Job: Extract the text of every entry below exactly; leave images out.

## Start

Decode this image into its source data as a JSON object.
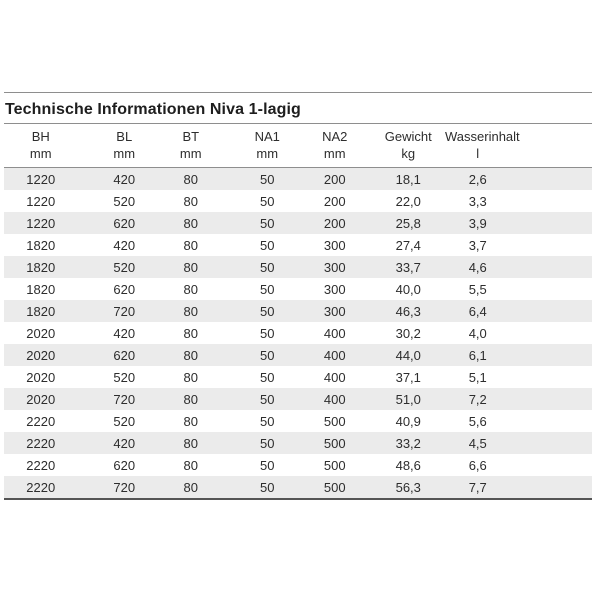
{
  "page": {
    "background": "#ffffff"
  },
  "section": {
    "title": "Technische Informationen Niva 1-lagig"
  },
  "table": {
    "columns": [
      {
        "label": "BH",
        "unit": "mm"
      },
      {
        "label": "BL",
        "unit": "mm"
      },
      {
        "label": "BT",
        "unit": "mm"
      },
      {
        "label": "NA1",
        "unit": "mm"
      },
      {
        "label": "NA2",
        "unit": "mm"
      },
      {
        "label": "Gewicht",
        "unit": "kg"
      },
      {
        "label": "Wasserinhalt",
        "unit": "l"
      }
    ],
    "rows": [
      [
        "1220",
        "420",
        "80",
        "50",
        "200",
        "18,1",
        "2,6"
      ],
      [
        "1220",
        "520",
        "80",
        "50",
        "200",
        "22,0",
        "3,3"
      ],
      [
        "1220",
        "620",
        "80",
        "50",
        "200",
        "25,8",
        "3,9"
      ],
      [
        "1820",
        "420",
        "80",
        "50",
        "300",
        "27,4",
        "3,7"
      ],
      [
        "1820",
        "520",
        "80",
        "50",
        "300",
        "33,7",
        "4,6"
      ],
      [
        "1820",
        "620",
        "80",
        "50",
        "300",
        "40,0",
        "5,5"
      ],
      [
        "1820",
        "720",
        "80",
        "50",
        "300",
        "46,3",
        "6,4"
      ],
      [
        "2020",
        "420",
        "80",
        "50",
        "400",
        "30,2",
        "4,0"
      ],
      [
        "2020",
        "620",
        "80",
        "50",
        "400",
        "44,0",
        "6,1"
      ],
      [
        "2020",
        "520",
        "80",
        "50",
        "400",
        "37,1",
        "5,1"
      ],
      [
        "2020",
        "720",
        "80",
        "50",
        "400",
        "51,0",
        "7,2"
      ],
      [
        "2220",
        "520",
        "80",
        "50",
        "500",
        "40,9",
        "5,6"
      ],
      [
        "2220",
        "420",
        "80",
        "50",
        "500",
        "33,2",
        "4,5"
      ],
      [
        "2220",
        "620",
        "80",
        "50",
        "500",
        "48,6",
        "6,6"
      ],
      [
        "2220",
        "720",
        "80",
        "50",
        "500",
        "56,3",
        "7,7"
      ]
    ],
    "colors": {
      "zebra": "#ebebeb",
      "text": "#2d2d2d",
      "rule": "#8e8e8e",
      "bottom_rule": "#555555"
    }
  }
}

## End

Written answer:
Decode this image into its source data as a JSON object.
{
  "page": {
    "background": "#ffffff"
  },
  "section": {
    "title": "Technische Informationen Niva 1-lagig"
  },
  "table": {
    "columns": [
      {
        "label": "BH",
        "unit": "mm"
      },
      {
        "label": "BL",
        "unit": "mm"
      },
      {
        "label": "BT",
        "unit": "mm"
      },
      {
        "label": "NA1",
        "unit": "mm"
      },
      {
        "label": "NA2",
        "unit": "mm"
      },
      {
        "label": "Gewicht",
        "unit": "kg"
      },
      {
        "label": "Wasserinhalt",
        "unit": "l"
      }
    ],
    "rows": [
      [
        "1220",
        "420",
        "80",
        "50",
        "200",
        "18,1",
        "2,6"
      ],
      [
        "1220",
        "520",
        "80",
        "50",
        "200",
        "22,0",
        "3,3"
      ],
      [
        "1220",
        "620",
        "80",
        "50",
        "200",
        "25,8",
        "3,9"
      ],
      [
        "1820",
        "420",
        "80",
        "50",
        "300",
        "27,4",
        "3,7"
      ],
      [
        "1820",
        "520",
        "80",
        "50",
        "300",
        "33,7",
        "4,6"
      ],
      [
        "1820",
        "620",
        "80",
        "50",
        "300",
        "40,0",
        "5,5"
      ],
      [
        "1820",
        "720",
        "80",
        "50",
        "300",
        "46,3",
        "6,4"
      ],
      [
        "2020",
        "420",
        "80",
        "50",
        "400",
        "30,2",
        "4,0"
      ],
      [
        "2020",
        "620",
        "80",
        "50",
        "400",
        "44,0",
        "6,1"
      ],
      [
        "2020",
        "520",
        "80",
        "50",
        "400",
        "37,1",
        "5,1"
      ],
      [
        "2020",
        "720",
        "80",
        "50",
        "400",
        "51,0",
        "7,2"
      ],
      [
        "2220",
        "520",
        "80",
        "50",
        "500",
        "40,9",
        "5,6"
      ],
      [
        "2220",
        "420",
        "80",
        "50",
        "500",
        "33,2",
        "4,5"
      ],
      [
        "2220",
        "620",
        "80",
        "50",
        "500",
        "48,6",
        "6,6"
      ],
      [
        "2220",
        "720",
        "80",
        "50",
        "500",
        "56,3",
        "7,7"
      ]
    ],
    "colors": {
      "zebra": "#ebebeb",
      "text": "#2d2d2d",
      "rule": "#8e8e8e",
      "bottom_rule": "#555555"
    }
  }
}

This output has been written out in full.